• **Entries shown**:
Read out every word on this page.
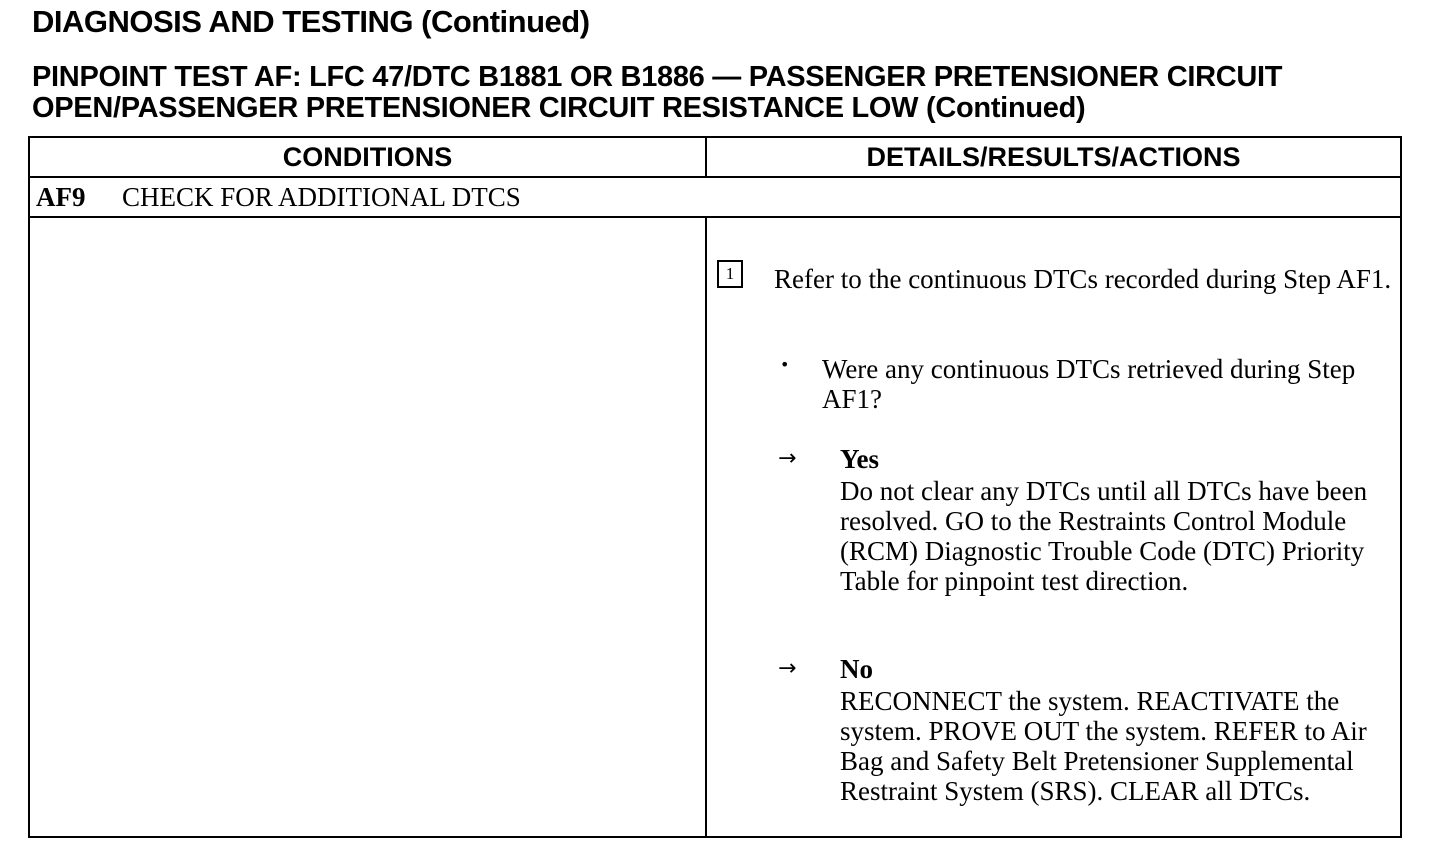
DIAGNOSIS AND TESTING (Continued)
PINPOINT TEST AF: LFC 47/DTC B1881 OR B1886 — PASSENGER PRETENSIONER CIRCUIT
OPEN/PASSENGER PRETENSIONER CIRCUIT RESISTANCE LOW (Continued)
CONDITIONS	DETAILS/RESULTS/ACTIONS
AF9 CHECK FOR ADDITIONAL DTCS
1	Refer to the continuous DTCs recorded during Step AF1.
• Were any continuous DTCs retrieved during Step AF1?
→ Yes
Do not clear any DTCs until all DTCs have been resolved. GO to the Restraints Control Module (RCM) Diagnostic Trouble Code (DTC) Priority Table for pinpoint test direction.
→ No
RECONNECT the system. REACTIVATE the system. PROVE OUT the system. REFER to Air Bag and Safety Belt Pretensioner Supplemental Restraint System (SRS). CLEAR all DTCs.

• **Exercise**:
Print every entry above again without changing a word, and omit the pictures.

• **Written answer**:
Read out every word on this page.
DIAGNOSIS AND TESTING (Continued)
PINPOINT TEST AF: LFC 47/DTC B1881 OR B1886 — PASSENGER PRETENSIONER CIRCUIT
OPEN/PASSENGER PRETENSIONER CIRCUIT RESISTANCE LOW (Continued)
CONDITIONS	DETAILS/RESULTS/ACTIONS
AF9 CHECK FOR ADDITIONAL DTCS
1	Refer to the continuous DTCs recorded during Step AF1.
• Were any continuous DTCs retrieved during Step AF1?
→ Yes
Do not clear any DTCs until all DTCs have been resolved. GO to the Restraints Control Module (RCM) Diagnostic Trouble Code (DTC) Priority Table for pinpoint test direction.
→ No
RECONNECT the system. REACTIVATE the system. PROVE OUT the system. REFER to Air Bag and Safety Belt Pretensioner Supplemental Restraint System (SRS). CLEAR all DTCs.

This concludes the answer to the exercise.